Using the listing below, report all lines holding the word "quáaa".

Stored entries:
********
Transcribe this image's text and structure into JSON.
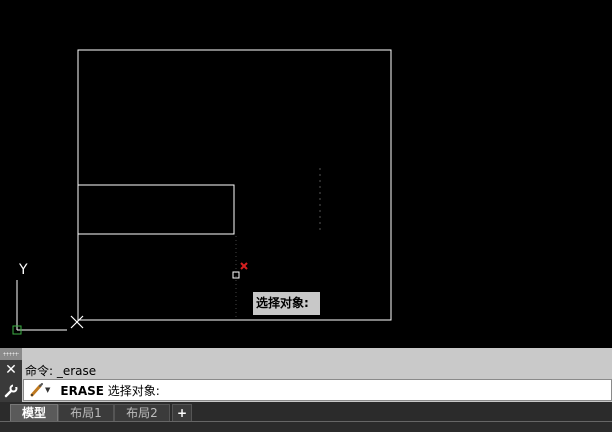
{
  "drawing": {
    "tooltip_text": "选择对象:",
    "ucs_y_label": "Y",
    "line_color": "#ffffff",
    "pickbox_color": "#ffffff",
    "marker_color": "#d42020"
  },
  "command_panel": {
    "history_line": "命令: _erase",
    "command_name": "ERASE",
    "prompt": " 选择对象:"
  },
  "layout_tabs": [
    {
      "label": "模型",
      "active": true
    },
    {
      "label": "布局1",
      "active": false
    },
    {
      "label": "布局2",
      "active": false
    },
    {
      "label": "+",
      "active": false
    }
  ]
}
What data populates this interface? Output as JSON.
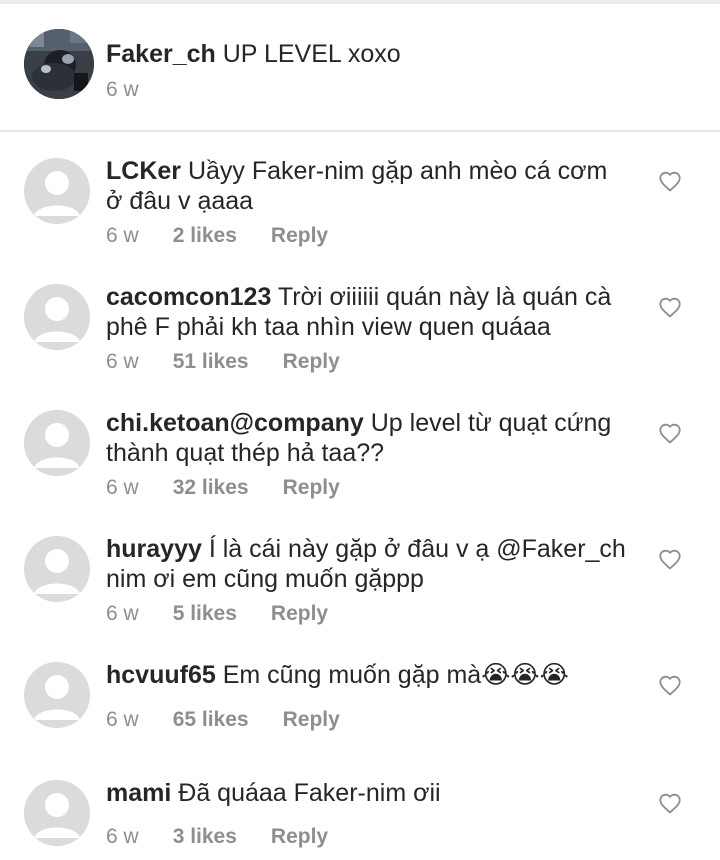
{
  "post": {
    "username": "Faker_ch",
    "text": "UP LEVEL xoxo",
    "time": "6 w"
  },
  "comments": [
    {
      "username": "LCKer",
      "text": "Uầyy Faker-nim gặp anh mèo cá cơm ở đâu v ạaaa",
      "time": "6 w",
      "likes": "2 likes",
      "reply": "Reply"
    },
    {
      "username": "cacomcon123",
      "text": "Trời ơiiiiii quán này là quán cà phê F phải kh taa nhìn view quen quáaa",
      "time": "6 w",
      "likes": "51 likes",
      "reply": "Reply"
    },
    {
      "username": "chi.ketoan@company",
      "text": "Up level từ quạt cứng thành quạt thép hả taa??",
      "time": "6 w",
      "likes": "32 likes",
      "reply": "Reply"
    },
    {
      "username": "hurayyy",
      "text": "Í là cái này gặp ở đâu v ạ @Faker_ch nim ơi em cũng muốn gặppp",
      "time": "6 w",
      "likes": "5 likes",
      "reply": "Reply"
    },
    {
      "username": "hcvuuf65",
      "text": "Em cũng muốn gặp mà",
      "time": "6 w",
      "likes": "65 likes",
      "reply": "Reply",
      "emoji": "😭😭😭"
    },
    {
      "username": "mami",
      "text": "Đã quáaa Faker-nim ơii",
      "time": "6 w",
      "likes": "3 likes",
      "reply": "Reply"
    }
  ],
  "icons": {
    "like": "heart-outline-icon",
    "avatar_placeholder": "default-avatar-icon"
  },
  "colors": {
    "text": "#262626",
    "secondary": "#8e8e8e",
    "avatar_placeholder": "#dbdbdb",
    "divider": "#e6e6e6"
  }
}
********
Task answer:
      "text": "Trời ơiiiiii quán này là quán cà phê F phải kh taa nhìn view quen quáaa",
      "text": "Đã quáaa Faker-nim ơii",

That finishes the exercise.